Page extract:
--------

The Project

The InterArctic research project brings together a multidisciplinary team of researchers such as archaeologists, palynologists, climatologists, geomorphologists, biologists, geographers, psychologists and anthropologists to study a millennium of interactions between climate, environment and societies in Nunavik and Greenland. The project also includes collaborative workshops with students and their teachers from Nunavik and Greenland to study past, present and future changes.

The InterArctic project focuses on vulnerability, resilience and adaptation of northern societies facing global change. The rapid current warming of Arctic and Subarctic climates has already produced many changes in the social, economic and cultural behavior of the populations inhabiting these regions and more changes are expected to come. Few of the changes are considered to be positive or not disturbing the fragile balance between human and the environment. Populations of these areas have to face these challenges, and in this context, looking at the past provides the opportunity to document the complex relationships between climate, ecology and human societies, which may provide deeper understanding into ways of better facing the future. 

The chronological frame of the project encompasses the last millennium, a well-documented period by both ice core data and historical archives. The study area includes Eastern Canada (Nunavik, Nunavut and Nunatsiavut) and Greenland (South and North). Around 1000 years cal. AD, some of these areas witnessed the meeting between European farmers coming from Scandinavia, and huntersfishers arriving from Beringia. Today, these two lifestyles are still coexisting, with farming in South Greenland, and hunters/gatherers/fishers in Nunavik, Nunavut, Labrador coast and Greenland. 

Within these study areas, our aim is to document 1000 years of interactions between Thule/Inuit people, Norse settlers and their environment, through an interdisciplinary approach exploiting different kinds of natural archives. The use of pedo-sedimentary archives (lakes, peat deposits, cryosols, anthrosols) and palaeoenvironmental multiproxy analyses will highlight landscape evolution, climatic and anthropogenic forcings upon ecological processes. Archaeological sites, and more specifically archaeological soils, ecofacts and artefacts, will give precious information about the nature of these interactions. 

The complementary anthropological/cultural approach will focus on human memory, perception, practices and prospects of environmental and social changes, archaeological heritage and past settlement location choices, of four communities in Greenland and Canada. These issues will be explored in an interdisciplinary work through open interviews and co-design workshops bringing Inuit elders and youth together with project researchers. Coproduced knowledge (blending traditional and scientific), including Inuit visual documentation of the community changes and the writing of science fiction narratives, as well as cognitive maps (Inuit internal representation), will then be shared through innovative educational projects such as an interactive web platform designed to share project results, involving local partners in Greenland and Canada as well as French secondary schools and universities.

--------

Exercise brief:
In the project description, rewrite the passage that starts with "The chronological frame" and ends with "coast and Greenland.", changing "last millennium" to "past thousand years".

--------

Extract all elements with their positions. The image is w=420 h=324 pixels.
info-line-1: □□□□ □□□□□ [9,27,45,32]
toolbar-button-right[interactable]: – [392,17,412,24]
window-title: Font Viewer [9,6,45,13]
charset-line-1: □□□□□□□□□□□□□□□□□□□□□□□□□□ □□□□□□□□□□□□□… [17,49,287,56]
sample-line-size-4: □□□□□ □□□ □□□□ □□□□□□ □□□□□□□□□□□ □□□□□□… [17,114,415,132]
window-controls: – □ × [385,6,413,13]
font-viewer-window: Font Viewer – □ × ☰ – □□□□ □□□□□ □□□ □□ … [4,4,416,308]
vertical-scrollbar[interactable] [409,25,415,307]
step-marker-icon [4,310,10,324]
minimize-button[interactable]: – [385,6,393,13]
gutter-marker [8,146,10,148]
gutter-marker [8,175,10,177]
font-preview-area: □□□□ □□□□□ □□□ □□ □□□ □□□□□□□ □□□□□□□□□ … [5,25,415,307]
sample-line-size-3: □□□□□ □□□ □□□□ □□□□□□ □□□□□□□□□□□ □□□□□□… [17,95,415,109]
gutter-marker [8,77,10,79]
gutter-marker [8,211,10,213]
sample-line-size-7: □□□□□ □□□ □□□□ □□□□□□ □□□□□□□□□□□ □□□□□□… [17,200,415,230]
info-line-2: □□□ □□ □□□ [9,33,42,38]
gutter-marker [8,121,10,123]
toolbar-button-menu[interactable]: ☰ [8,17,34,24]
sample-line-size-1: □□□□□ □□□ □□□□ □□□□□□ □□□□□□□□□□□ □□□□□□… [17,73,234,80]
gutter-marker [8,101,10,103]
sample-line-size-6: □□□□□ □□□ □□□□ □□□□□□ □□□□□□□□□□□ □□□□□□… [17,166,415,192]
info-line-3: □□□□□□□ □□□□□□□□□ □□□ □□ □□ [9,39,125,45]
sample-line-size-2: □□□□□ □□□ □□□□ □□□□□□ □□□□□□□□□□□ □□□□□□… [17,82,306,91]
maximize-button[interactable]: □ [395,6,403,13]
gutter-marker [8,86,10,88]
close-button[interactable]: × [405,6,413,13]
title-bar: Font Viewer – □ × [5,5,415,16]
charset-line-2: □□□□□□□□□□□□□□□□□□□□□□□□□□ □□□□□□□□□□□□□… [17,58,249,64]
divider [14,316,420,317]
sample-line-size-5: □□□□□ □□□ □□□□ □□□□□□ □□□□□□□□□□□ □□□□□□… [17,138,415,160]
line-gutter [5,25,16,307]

--------

Solution:
The chronological frame of the project encompasses the past thousand years, a well-documented period by both ice core data and historical archives. The study area includes Eastern Canada (Nunavik, Nunavut and Nunatsiavut) and Greenland (South and North). Around 1000 years cal. AD, some of these areas witnessed the meeting between European farmers coming from Scandinavia, and huntersfishers arriving from Beringia. Today, these two lifestyles are still coexisting, with farming in South Greenland, and hunters/gatherers/fishers in Nunavik, Nunavut, Labrador coast and Greenland.